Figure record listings

-- begin --

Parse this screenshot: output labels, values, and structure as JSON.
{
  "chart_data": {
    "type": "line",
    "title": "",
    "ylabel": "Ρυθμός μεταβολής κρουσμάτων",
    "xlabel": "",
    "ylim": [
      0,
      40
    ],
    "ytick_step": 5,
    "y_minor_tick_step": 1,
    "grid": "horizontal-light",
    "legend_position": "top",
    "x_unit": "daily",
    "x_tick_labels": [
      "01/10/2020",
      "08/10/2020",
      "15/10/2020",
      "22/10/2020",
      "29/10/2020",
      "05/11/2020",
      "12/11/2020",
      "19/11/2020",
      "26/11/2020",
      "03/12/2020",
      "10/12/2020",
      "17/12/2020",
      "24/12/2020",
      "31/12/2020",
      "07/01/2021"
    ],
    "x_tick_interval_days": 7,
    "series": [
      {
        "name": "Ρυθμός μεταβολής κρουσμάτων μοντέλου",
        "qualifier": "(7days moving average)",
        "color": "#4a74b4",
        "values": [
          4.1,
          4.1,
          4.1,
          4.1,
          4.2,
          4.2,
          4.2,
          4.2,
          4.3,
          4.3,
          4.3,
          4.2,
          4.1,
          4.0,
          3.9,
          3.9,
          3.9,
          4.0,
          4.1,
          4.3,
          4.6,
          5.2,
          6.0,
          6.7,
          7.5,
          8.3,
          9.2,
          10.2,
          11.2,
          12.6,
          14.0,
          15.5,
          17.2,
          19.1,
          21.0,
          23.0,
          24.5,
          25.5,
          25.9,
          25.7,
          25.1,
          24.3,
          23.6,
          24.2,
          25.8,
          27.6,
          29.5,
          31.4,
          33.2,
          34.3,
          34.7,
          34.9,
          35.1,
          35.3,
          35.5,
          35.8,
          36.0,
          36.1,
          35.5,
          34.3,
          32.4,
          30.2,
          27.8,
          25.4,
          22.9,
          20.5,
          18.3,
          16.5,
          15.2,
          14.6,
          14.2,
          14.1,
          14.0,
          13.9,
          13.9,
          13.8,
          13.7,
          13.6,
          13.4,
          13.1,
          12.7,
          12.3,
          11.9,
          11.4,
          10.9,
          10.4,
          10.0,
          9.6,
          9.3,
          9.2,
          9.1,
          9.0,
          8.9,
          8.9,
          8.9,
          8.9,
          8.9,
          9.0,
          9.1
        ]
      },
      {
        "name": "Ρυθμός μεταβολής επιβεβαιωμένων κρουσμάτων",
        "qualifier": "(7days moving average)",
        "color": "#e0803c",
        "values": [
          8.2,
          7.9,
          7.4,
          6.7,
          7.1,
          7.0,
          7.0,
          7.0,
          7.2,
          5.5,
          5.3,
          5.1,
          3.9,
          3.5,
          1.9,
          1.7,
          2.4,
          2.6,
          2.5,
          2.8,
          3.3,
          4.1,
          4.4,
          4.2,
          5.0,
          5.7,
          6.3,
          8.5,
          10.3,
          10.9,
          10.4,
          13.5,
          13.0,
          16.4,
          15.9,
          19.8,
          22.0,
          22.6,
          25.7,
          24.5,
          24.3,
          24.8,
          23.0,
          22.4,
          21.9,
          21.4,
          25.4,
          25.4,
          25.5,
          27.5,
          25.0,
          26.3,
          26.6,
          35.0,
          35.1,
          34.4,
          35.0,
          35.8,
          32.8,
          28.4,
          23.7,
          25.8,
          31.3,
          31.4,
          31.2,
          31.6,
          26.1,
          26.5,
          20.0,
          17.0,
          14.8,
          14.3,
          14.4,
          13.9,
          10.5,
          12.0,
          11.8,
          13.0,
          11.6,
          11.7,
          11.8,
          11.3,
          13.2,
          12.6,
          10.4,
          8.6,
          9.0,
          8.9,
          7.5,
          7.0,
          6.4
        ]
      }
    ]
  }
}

-- end --

> _What is asked_
Tally the lines of the listing that include "Ρυθμός". Reply with nothing but the count.

> _Task result_
3